INSTRUCTIONS TO FOLLOW –
Search the material and gather each line with "Медаковић" in it.

Dataset entries

********************

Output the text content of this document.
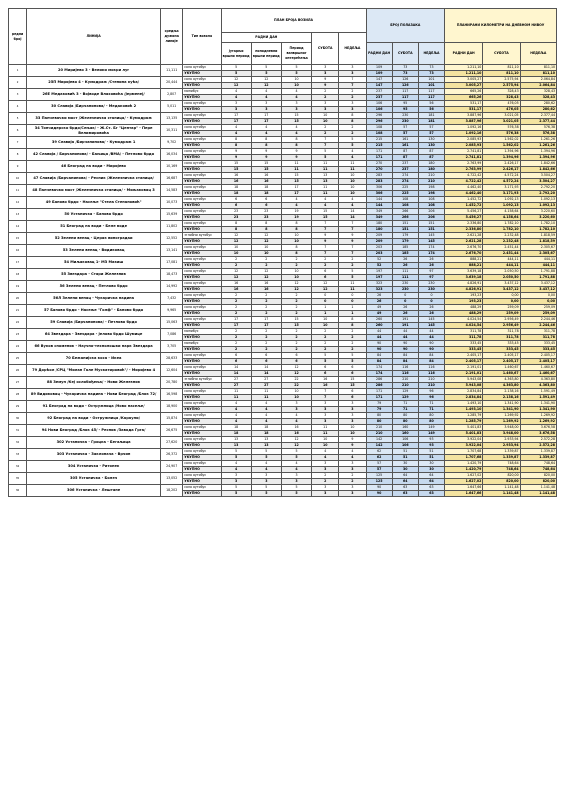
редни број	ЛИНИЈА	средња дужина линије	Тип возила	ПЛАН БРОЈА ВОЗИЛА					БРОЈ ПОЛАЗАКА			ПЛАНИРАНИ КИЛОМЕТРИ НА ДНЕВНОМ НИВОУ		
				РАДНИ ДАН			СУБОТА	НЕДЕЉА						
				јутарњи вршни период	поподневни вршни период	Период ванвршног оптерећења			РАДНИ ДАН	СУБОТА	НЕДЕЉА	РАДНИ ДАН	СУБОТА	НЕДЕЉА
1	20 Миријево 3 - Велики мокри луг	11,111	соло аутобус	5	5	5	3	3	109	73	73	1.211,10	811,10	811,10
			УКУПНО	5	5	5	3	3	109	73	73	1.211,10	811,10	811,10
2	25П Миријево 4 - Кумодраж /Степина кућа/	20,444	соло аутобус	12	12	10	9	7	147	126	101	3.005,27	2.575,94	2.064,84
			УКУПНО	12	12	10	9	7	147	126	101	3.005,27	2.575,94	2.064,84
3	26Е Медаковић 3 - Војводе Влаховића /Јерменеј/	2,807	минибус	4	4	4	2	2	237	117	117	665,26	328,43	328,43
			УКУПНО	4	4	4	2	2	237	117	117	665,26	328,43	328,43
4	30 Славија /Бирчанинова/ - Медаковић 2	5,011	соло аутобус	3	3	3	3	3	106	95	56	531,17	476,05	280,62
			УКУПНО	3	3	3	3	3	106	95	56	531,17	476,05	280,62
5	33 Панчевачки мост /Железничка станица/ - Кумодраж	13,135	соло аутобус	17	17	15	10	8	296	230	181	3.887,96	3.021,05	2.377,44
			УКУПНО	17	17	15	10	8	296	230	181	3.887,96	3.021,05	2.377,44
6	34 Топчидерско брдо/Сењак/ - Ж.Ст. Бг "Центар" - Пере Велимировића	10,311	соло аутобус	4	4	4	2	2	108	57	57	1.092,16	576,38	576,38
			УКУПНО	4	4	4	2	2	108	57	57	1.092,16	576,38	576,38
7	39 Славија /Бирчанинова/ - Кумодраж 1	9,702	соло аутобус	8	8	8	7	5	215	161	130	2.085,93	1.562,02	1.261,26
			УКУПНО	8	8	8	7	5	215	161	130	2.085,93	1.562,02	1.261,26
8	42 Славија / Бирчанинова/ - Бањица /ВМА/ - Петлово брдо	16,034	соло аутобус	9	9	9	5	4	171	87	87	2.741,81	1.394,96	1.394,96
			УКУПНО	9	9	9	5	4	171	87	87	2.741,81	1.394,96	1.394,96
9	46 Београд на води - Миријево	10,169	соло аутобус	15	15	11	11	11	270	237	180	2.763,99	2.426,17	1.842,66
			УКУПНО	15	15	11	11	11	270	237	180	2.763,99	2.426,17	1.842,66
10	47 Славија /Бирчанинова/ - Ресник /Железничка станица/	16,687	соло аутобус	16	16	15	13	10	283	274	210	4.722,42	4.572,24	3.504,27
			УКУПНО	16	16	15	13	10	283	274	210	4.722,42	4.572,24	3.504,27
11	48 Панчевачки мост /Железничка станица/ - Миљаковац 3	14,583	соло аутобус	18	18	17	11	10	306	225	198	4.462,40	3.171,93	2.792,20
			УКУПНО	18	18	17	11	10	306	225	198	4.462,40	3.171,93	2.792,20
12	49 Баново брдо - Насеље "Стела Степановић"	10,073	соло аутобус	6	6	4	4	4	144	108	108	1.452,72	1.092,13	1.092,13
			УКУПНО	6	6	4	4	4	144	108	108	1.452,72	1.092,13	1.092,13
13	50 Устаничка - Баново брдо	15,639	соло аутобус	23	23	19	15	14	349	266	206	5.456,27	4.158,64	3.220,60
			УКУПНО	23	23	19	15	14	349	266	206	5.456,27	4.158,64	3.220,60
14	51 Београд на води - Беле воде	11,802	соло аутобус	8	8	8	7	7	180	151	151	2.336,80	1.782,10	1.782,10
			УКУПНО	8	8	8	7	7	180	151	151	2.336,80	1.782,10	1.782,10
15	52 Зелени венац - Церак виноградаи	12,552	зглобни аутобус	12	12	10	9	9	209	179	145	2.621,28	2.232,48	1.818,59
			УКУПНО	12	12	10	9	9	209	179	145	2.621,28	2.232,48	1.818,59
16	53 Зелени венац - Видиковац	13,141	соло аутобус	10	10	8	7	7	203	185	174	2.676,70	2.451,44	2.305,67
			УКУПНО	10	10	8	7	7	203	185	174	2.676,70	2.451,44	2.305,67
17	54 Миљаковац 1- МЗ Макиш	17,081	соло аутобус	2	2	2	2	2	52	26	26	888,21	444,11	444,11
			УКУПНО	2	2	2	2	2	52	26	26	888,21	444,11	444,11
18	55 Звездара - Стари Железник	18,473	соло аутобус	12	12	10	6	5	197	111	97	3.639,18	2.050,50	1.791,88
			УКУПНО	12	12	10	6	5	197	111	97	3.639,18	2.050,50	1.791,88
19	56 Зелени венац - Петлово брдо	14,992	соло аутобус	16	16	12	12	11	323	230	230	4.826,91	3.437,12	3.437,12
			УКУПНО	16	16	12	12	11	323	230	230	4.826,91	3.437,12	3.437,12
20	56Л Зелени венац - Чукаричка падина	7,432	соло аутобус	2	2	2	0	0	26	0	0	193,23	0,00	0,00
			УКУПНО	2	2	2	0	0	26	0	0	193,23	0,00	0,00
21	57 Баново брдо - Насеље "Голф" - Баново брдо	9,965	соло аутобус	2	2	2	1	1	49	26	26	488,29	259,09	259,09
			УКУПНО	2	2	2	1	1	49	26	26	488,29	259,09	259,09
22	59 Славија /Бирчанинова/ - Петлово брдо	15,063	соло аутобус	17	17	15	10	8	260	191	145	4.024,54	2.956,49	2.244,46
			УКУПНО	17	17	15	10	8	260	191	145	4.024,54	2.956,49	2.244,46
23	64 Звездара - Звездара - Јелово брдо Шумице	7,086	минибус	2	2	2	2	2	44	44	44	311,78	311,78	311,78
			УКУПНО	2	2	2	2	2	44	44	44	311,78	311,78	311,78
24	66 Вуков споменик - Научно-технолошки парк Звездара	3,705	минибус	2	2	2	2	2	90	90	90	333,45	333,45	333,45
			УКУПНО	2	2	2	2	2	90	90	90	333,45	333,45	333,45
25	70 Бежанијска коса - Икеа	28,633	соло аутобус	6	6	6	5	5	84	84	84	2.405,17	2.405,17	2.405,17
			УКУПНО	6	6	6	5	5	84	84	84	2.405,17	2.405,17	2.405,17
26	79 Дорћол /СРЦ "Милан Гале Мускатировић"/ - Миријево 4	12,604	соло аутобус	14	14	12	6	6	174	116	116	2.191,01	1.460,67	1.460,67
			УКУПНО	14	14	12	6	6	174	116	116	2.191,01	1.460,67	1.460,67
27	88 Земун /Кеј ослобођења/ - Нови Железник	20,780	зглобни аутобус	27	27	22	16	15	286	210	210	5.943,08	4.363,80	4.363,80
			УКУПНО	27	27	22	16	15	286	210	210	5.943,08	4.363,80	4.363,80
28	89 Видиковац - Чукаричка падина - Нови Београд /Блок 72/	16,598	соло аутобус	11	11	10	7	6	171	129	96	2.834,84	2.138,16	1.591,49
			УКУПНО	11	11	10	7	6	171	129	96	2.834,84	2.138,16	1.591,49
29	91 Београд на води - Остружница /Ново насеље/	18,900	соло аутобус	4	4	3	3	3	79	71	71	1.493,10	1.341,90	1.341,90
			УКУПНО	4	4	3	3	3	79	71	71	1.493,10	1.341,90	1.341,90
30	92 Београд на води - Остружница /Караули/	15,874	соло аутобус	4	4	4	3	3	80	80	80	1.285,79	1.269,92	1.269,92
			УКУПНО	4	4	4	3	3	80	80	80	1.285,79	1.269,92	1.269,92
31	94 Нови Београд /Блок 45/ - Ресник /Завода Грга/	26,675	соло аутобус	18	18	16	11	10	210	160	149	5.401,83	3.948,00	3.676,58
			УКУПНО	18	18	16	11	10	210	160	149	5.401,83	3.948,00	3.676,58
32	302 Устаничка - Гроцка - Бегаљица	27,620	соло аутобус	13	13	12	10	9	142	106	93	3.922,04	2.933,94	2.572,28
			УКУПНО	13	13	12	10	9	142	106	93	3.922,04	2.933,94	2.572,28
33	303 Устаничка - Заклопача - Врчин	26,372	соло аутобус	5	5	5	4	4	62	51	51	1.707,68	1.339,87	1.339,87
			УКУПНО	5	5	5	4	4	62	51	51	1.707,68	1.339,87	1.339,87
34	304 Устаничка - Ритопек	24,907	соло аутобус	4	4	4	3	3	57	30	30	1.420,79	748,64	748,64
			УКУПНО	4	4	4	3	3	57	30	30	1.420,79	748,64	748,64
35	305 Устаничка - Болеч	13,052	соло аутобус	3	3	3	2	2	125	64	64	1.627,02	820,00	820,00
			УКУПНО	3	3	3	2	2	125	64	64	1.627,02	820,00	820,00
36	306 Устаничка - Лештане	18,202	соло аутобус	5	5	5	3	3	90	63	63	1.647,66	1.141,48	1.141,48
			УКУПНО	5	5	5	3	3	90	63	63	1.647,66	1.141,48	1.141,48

********************

WRITTEN ANSWER –
3	26Е Медаковић 3 - Војводе Влаховића /Јерменеј/	2,807	минибус	4	4	4	2	2	237	117	117	665,26	328,43	328,43
4	30 Славија /Бирчанинова/ - Медаковић 2	5,011	соло аутобус	3	3	3	3	3	106	95	56	531,17	476,05	280,62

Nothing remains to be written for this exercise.